Data excerpts:
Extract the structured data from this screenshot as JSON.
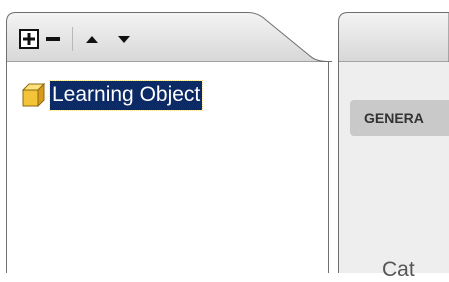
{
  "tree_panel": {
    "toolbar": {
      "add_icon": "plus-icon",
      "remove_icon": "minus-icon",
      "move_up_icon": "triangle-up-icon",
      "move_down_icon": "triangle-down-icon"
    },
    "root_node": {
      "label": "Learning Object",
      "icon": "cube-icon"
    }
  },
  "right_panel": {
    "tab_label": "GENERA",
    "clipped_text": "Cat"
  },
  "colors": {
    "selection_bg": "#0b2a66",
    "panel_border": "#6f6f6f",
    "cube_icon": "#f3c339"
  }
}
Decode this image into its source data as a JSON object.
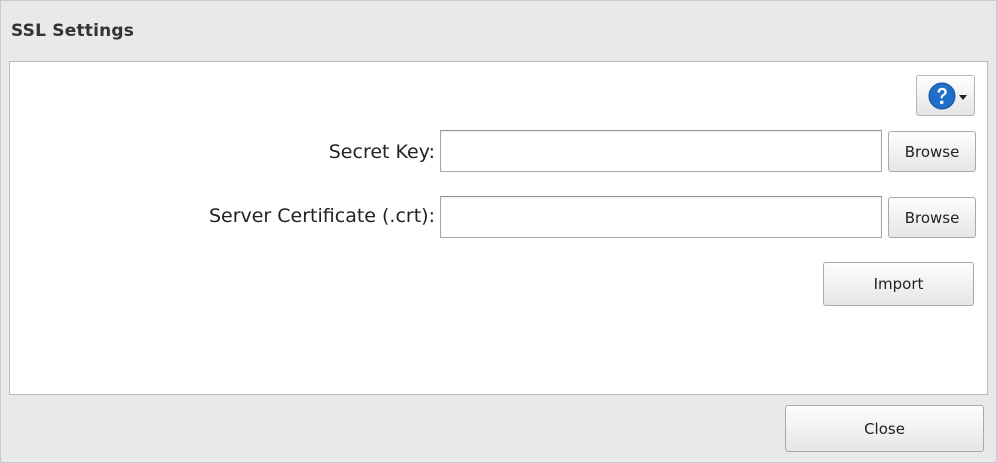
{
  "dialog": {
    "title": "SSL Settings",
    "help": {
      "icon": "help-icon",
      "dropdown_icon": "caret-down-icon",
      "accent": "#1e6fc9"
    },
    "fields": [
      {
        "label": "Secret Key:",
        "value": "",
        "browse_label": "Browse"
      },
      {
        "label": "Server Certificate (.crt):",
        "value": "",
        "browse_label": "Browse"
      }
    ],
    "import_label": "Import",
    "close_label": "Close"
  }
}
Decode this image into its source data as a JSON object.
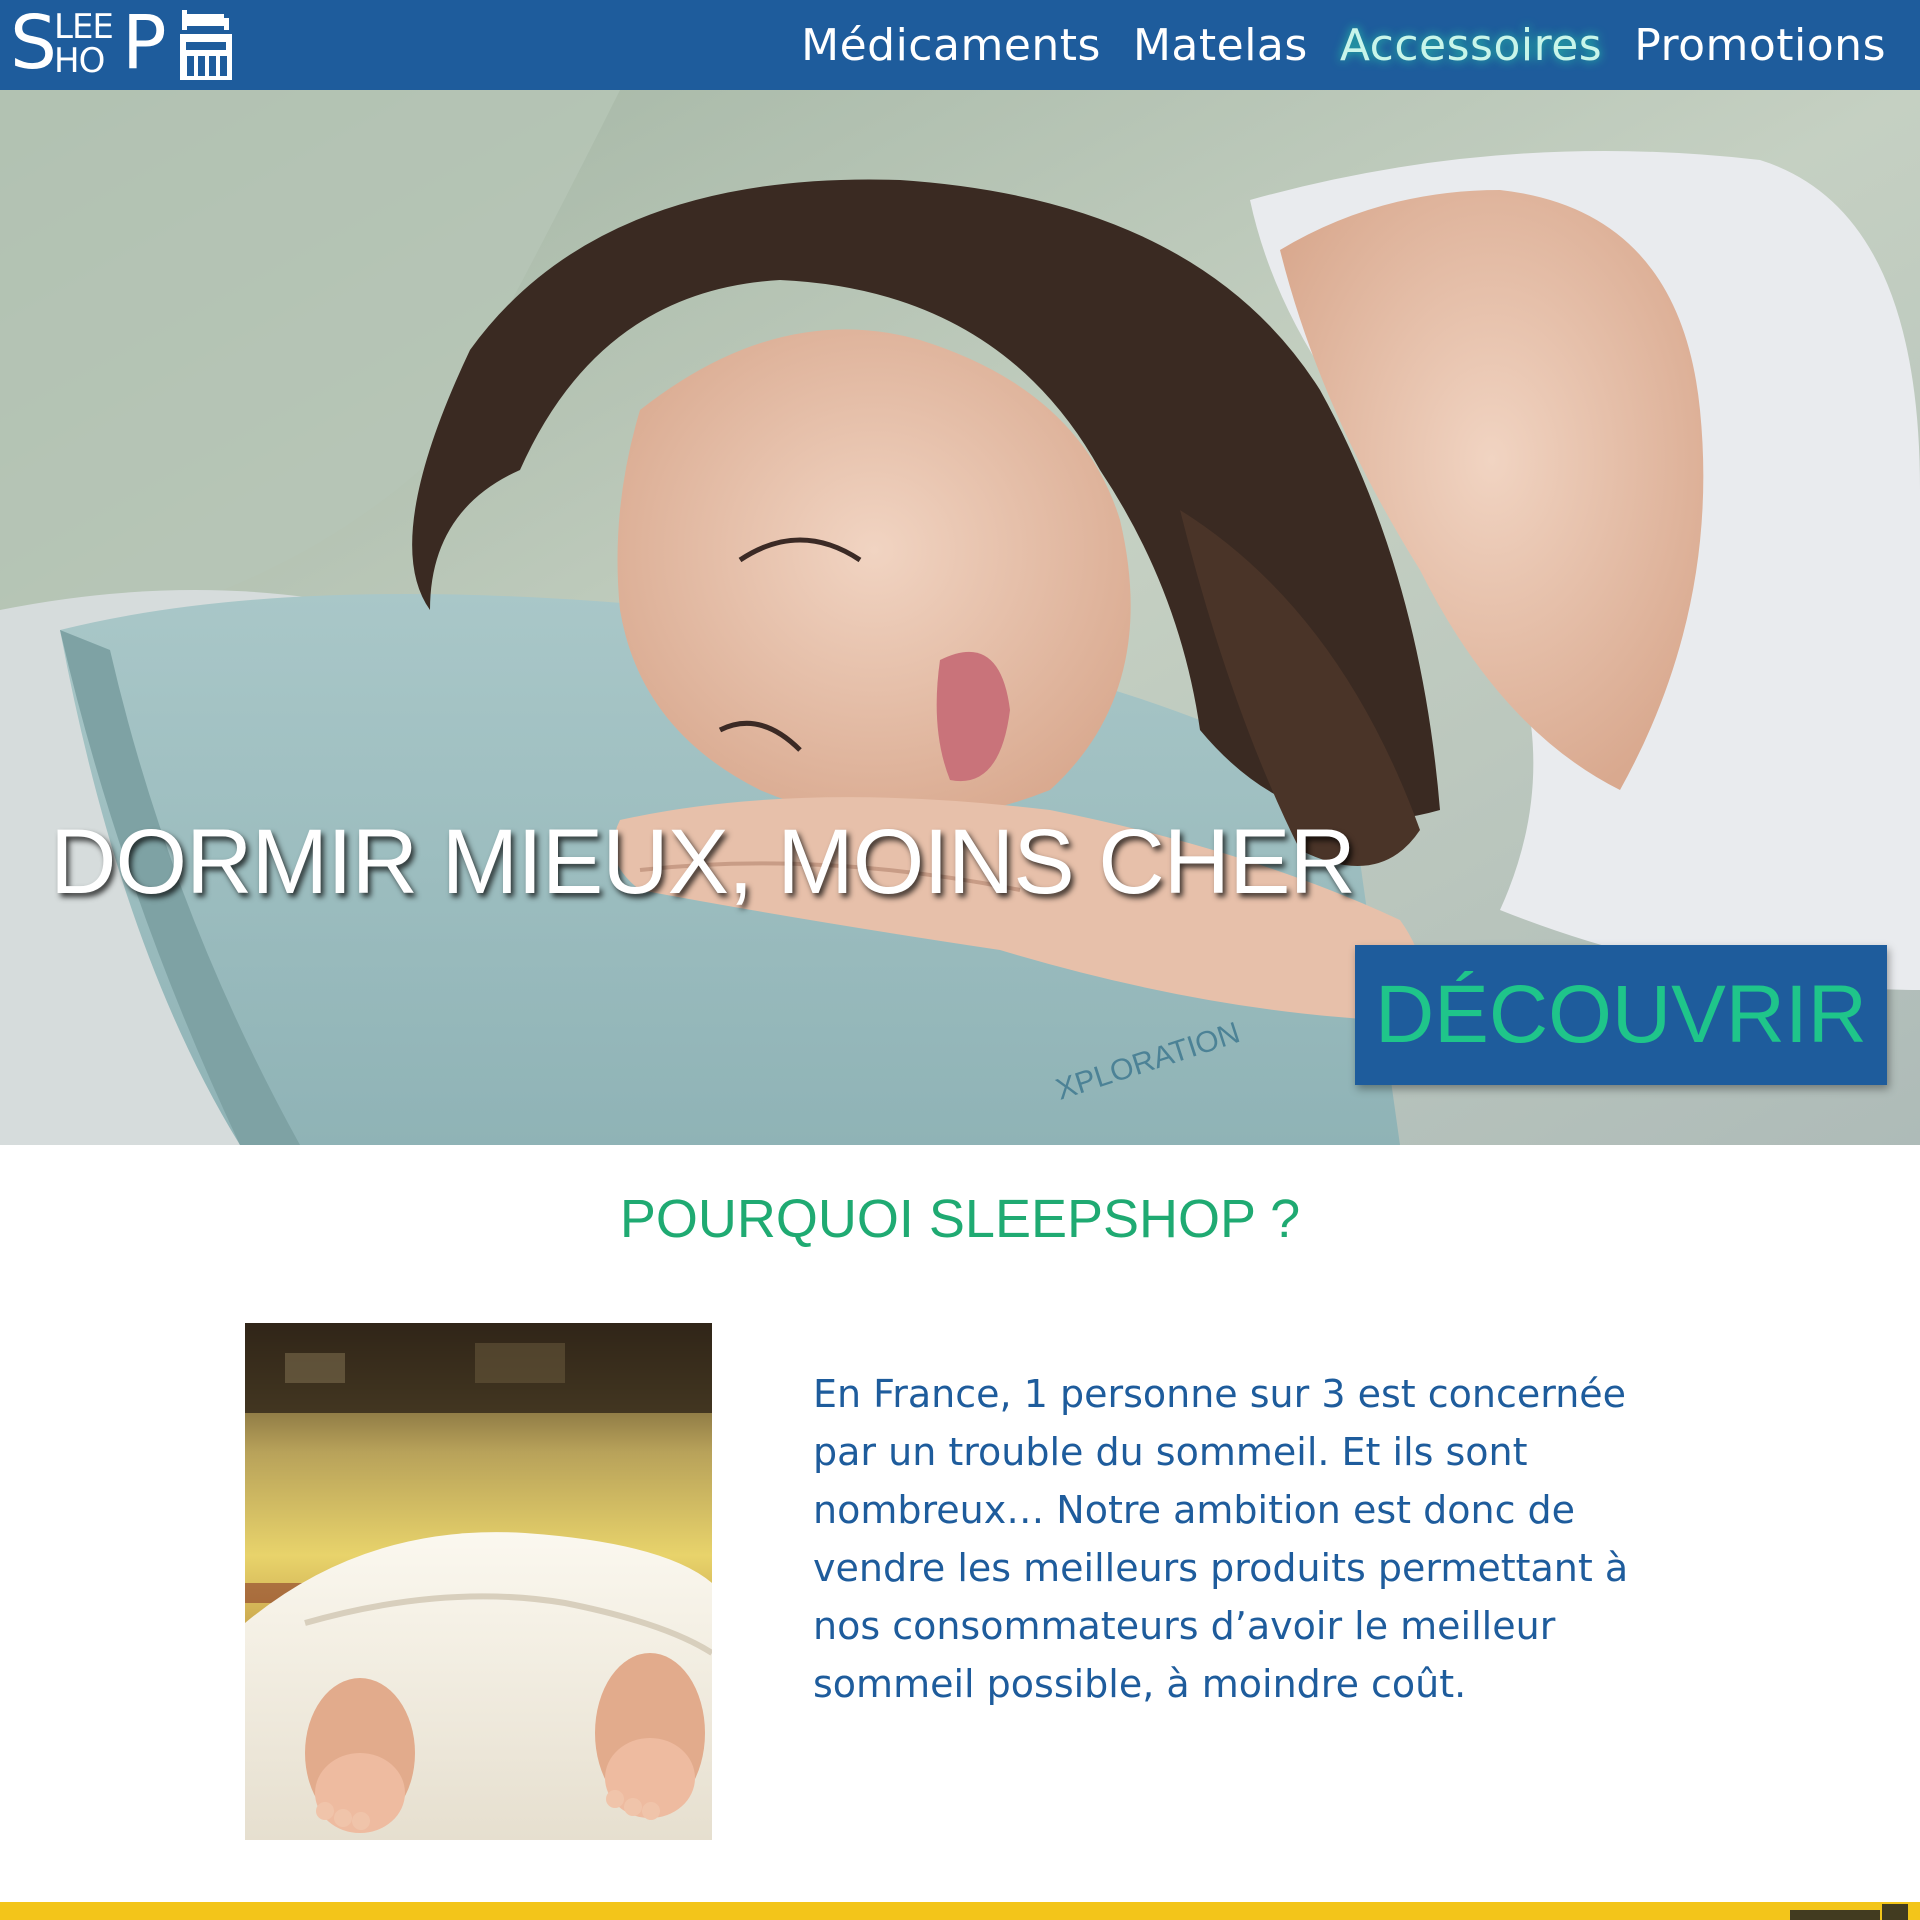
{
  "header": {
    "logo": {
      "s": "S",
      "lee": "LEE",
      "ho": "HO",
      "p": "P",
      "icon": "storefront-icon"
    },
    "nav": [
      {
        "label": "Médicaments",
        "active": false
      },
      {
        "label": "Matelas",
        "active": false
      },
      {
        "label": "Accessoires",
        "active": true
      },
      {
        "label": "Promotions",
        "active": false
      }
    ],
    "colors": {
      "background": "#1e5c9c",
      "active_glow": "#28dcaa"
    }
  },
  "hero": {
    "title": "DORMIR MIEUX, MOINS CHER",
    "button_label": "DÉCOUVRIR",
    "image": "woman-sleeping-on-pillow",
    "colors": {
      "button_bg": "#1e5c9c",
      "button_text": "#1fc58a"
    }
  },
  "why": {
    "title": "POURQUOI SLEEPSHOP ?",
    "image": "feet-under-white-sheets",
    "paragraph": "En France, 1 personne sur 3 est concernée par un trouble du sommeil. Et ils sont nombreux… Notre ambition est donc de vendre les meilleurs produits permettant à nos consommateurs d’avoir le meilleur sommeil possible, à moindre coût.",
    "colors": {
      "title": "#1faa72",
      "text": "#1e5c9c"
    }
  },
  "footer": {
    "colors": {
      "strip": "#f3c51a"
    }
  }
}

Stated problem: Without including any pictures, reproduce the listing exactly.

Answer below:
Extract the structured data from this screenshot as JSON.
{
  "tree_panel": {
    "toolbar": {
      "add_icon": "plus-icon",
      "remove_icon": "minus-icon",
      "move_up_icon": "triangle-up-icon",
      "move_down_icon": "triangle-down-icon"
    },
    "root_node": {
      "label": "Learning Object",
      "icon": "cube-icon"
    }
  },
  "right_panel": {
    "tab_label": "GENERA",
    "clipped_text": "Cat"
  },
  "colors": {
    "selection_bg": "#0b2a66",
    "panel_border": "#6f6f6f",
    "cube_icon": "#f3c339"
  }
}
Decode this image into its source data as a JSON object.
{
  "dialog": {
    "title": "SSL Settings",
    "help": {
      "icon": "help-icon",
      "dropdown_icon": "caret-down-icon",
      "accent": "#1e6fc9"
    },
    "fields": [
      {
        "label": "Secret Key:",
        "value": "",
        "browse_label": "Browse"
      },
      {
        "label": "Server Certificate (.crt):",
        "value": "",
        "browse_label": "Browse"
      }
    ],
    "import_label": "Import",
    "close_label": "Close"
  }
}
Decode this image into its source data as a JSON object.
{
  "header": {
    "logo": {
      "s": "S",
      "lee": "LEE",
      "ho": "HO",
      "p": "P",
      "icon": "storefront-icon"
    },
    "nav": [
      {
        "label": "Médicaments",
        "active": false
      },
      {
        "label": "Matelas",
        "active": false
      },
      {
        "label": "Accessoires",
        "active": true
      },
      {
        "label": "Promotions",
        "active": false
      }
    ],
    "colors": {
      "background": "#1e5c9c",
      "active_glow": "#28dcaa"
    }
  },
  "hero": {
    "title": "DORMIR MIEUX, MOINS CHER",
    "button_label": "DÉCOUVRIR",
    "image": "woman-sleeping-on-pillow",
    "colors": {
      "button_bg": "#1e5c9c",
      "button_text": "#1fc58a"
    }
  },
  "why": {
    "title": "POURQUOI SLEEPSHOP ?",
    "image": "feet-under-white-sheets",
    "paragraph": "En France, 1 personne sur 3 est concernée par un trouble du sommeil. Et ils sont nombreux… Notre ambition est donc de vendre les meilleurs produits permettant à nos consommateurs d’avoir le meilleur sommeil possible, à moindre coût.",
    "colors": {
      "title": "#1faa72",
      "text": "#1e5c9c"
    }
  },
  "footer": {
    "colors": {
      "strip": "#f3c51a"
    }
  }
}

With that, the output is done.